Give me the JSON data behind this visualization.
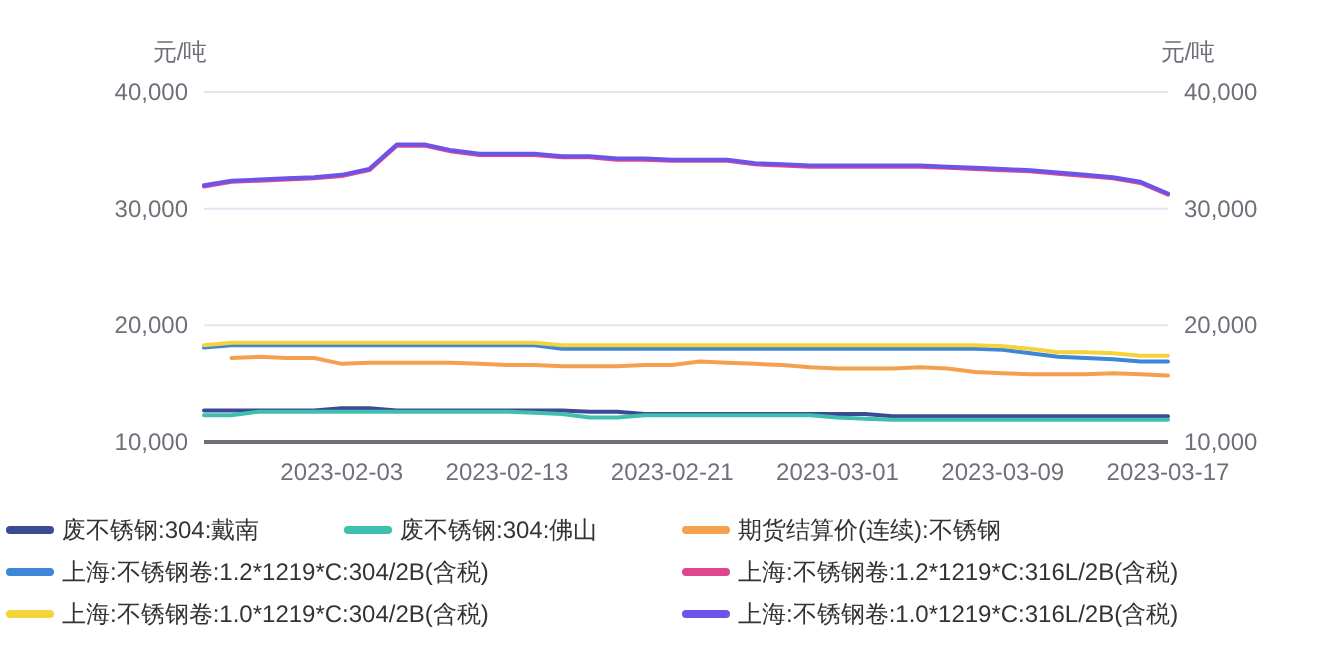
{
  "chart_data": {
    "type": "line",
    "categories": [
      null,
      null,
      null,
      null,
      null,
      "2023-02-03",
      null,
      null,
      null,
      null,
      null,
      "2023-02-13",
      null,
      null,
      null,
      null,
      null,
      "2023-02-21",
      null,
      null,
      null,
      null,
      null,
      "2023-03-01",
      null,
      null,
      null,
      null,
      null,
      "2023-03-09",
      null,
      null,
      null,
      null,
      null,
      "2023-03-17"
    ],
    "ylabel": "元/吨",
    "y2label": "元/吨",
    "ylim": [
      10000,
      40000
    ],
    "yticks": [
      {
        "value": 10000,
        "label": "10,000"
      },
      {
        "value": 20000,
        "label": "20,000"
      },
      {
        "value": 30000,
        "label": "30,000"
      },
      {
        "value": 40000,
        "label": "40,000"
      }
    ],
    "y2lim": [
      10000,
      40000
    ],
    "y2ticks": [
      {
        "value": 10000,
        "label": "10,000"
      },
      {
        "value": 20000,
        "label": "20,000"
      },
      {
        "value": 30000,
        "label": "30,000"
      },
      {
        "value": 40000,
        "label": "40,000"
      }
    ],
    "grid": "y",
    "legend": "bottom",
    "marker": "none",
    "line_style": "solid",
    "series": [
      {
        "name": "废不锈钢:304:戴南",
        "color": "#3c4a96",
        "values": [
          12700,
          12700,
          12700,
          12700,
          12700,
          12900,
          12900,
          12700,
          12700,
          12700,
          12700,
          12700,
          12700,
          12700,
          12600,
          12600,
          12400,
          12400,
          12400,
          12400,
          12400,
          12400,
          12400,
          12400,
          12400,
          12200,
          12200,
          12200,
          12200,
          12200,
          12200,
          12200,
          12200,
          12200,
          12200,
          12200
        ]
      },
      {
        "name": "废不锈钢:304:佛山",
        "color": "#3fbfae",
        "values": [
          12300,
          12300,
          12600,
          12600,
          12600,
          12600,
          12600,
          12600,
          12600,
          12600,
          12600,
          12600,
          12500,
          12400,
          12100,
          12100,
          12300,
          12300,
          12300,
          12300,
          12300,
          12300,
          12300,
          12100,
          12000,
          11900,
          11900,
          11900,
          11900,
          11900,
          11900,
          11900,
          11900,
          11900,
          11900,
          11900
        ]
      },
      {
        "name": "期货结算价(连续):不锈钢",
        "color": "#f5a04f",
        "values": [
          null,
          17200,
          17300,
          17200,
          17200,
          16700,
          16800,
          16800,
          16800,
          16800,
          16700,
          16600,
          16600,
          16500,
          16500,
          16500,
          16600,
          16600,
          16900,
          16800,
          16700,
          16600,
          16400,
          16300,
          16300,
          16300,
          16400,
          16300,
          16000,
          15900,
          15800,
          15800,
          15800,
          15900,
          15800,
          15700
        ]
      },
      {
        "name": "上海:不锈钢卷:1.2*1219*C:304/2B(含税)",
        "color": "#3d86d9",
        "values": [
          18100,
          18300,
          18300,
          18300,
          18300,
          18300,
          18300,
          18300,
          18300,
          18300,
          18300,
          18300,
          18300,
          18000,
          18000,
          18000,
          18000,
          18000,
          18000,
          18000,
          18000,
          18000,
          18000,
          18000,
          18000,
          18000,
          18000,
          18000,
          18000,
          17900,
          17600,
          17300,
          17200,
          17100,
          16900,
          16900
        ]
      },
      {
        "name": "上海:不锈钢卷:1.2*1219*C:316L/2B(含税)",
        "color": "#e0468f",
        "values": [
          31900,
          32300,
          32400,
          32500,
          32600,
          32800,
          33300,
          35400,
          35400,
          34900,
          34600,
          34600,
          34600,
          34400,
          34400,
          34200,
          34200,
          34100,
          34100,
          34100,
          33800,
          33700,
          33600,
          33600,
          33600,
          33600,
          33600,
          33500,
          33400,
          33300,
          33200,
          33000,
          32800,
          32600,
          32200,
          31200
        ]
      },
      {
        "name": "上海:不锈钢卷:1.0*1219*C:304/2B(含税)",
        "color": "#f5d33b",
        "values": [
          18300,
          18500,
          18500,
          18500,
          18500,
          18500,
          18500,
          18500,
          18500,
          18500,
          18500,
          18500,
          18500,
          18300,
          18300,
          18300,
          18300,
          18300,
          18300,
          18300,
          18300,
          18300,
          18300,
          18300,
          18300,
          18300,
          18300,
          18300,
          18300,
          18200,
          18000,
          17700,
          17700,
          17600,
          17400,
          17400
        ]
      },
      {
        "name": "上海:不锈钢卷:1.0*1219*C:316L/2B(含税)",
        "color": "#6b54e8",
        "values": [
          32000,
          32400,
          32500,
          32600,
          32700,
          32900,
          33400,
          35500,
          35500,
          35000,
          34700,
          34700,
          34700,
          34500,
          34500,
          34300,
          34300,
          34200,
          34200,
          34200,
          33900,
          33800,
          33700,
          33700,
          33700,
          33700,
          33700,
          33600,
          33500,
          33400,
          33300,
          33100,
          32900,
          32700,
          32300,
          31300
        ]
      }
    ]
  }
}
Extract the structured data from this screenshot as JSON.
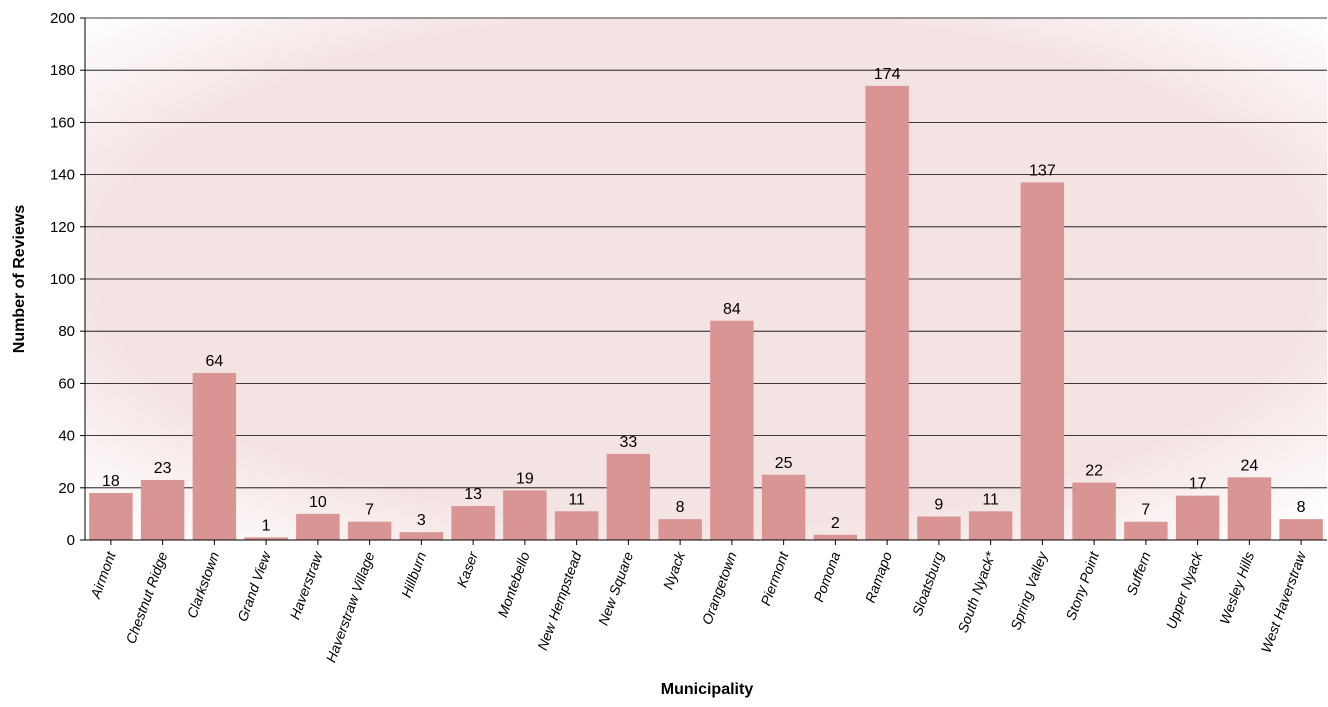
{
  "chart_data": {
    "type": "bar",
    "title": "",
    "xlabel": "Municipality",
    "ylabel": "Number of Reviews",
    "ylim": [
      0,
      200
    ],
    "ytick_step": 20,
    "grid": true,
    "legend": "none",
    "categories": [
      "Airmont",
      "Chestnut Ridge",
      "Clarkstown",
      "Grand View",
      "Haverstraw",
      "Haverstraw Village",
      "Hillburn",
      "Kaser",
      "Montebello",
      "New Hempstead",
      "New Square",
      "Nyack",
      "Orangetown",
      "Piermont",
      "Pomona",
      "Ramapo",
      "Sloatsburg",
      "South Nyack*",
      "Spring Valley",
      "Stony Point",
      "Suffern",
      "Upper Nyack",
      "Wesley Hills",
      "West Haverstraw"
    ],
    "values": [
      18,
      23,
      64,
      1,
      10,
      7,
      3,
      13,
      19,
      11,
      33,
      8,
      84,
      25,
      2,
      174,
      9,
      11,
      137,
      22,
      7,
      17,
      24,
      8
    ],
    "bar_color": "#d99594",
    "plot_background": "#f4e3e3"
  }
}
***
## What this task involves:
Pictures must be left out. Repeat exactly the lines from the one containing "Extract the structured" through the final line of the data.

## Task result:
Extract the structured data from this screenshot as JSON.
{
  "chart_data": {
    "type": "bar",
    "title": "",
    "xlabel": "Municipality",
    "ylabel": "Number of Reviews",
    "ylim": [
      0,
      200
    ],
    "ytick_step": 20,
    "grid": true,
    "legend": "none",
    "categories": [
      "Airmont",
      "Chestnut Ridge",
      "Clarkstown",
      "Grand View",
      "Haverstraw",
      "Haverstraw Village",
      "Hillburn",
      "Kaser",
      "Montebello",
      "New Hempstead",
      "New Square",
      "Nyack",
      "Orangetown",
      "Piermont",
      "Pomona",
      "Ramapo",
      "Sloatsburg",
      "South Nyack*",
      "Spring Valley",
      "Stony Point",
      "Suffern",
      "Upper Nyack",
      "Wesley Hills",
      "West Haverstraw"
    ],
    "values": [
      18,
      23,
      64,
      1,
      10,
      7,
      3,
      13,
      19,
      11,
      33,
      8,
      84,
      25,
      2,
      174,
      9,
      11,
      137,
      22,
      7,
      17,
      24,
      8
    ],
    "bar_color": "#d99594",
    "plot_background": "#f4e3e3"
  }
}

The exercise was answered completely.